* _EXERCISE TASK_:
List each line of the data that holds the string "cada", please.

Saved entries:

════════════════════

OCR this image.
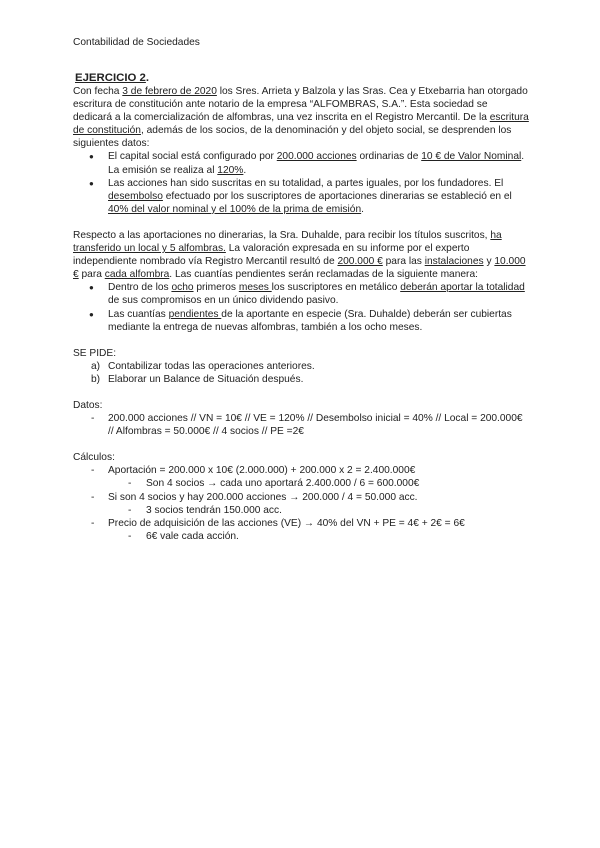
Contabilidad de Sociedades
EJERCICIO 2.

Con fecha 3 de febrero de 2020 los Sres. Arrieta y Balzola y las Sras. Cea y Etxebarria han otorgado escritura de constitución ante notario de la empresa “ALFOMBRAS, S.A.”. Esta sociedad se dedicará a la comercialización de alfombras, una vez inscrita en el Registro Mercantil. De la escritura de constitución, además de los socios, de la denominación y del objeto social, se desprenden los siguientes datos:

● El capital social está configurado por 200.000 acciones ordinarias de 10 € de Valor Nominal. La emisión se realiza al 120%.
● Las acciones han sido suscritas en su totalidad, a partes iguales, por los fundadores. El desembolso efectuado por los suscriptores de aportaciones dinerarias se estableció en el 40% del valor nominal y el 100% de la prima de emisión.

Respecto a las aportaciones no dinerarias, la Sra. Duhalde, para recibir los títulos suscritos, ha transferido un local y 5 alfombras. La valoración expresada en su informe por el experto independiente nombrado vía Registro Mercantil resultó de 200.000 € para las instalaciones y 10.000 € para cada alfombra. Las cuantías pendientes serán reclamadas de la siguiente manera:

● Dentro de los ocho primeros meses los suscriptores en metálico deberán aportar la totalidad de sus compromisos en un único dividendo pasivo.
● Las cuantías pendientes de la aportante en especie (Sra. Duhalde) deberán ser cubiertas mediante la entrega de nuevas alfombras, también a los ocho meses.

SE PIDE:

a) Contabilizar todas las operaciones anteriores.
b) Elaborar un Balance de Situación después.

Datos:

- 200.000 acciones // VN = 10€ // VE = 120% // Desembolso inicial = 40% // Local = 200.000€ // Alfombras = 50.000€ // 4 socios // PE =2€

Cálculos:

- Aportación = 200.000 x 10€ (2.000.000) + 200.000 x 2 = 2.400.000€
- Son 4 socios → cada uno aportará 2.400.000 / 6 = 600.000€
- Si son 4 socios y hay 200.000 acciones → 200.000 / 4 = 50.000 acc.
- 3 socios tendrán 150.000 acc.
- Precio de adquisición de las acciones (VE) → 40% del VN + PE = 4€ + 2€ = 6€
- 6€ vale cada acción.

════════════════════

* _ANSWER TO THE TASK_:
Respecto a las aportaciones no dinerarias, la Sra. Duhalde, para recibir los títulos suscritos, ha transferido un local y 5 alfombras. La valoración expresada en su informe por el experto independiente nombrado vía Registro Mercantil resultó de 200.000 € para las instalaciones y 10.000 € para cada alfombra. Las cuantías pendientes serán reclamadas de la siguiente manera:
- Son 4 socios → cada uno aportará 2.400.000 / 6 = 600.000€
- 6€ vale cada acción.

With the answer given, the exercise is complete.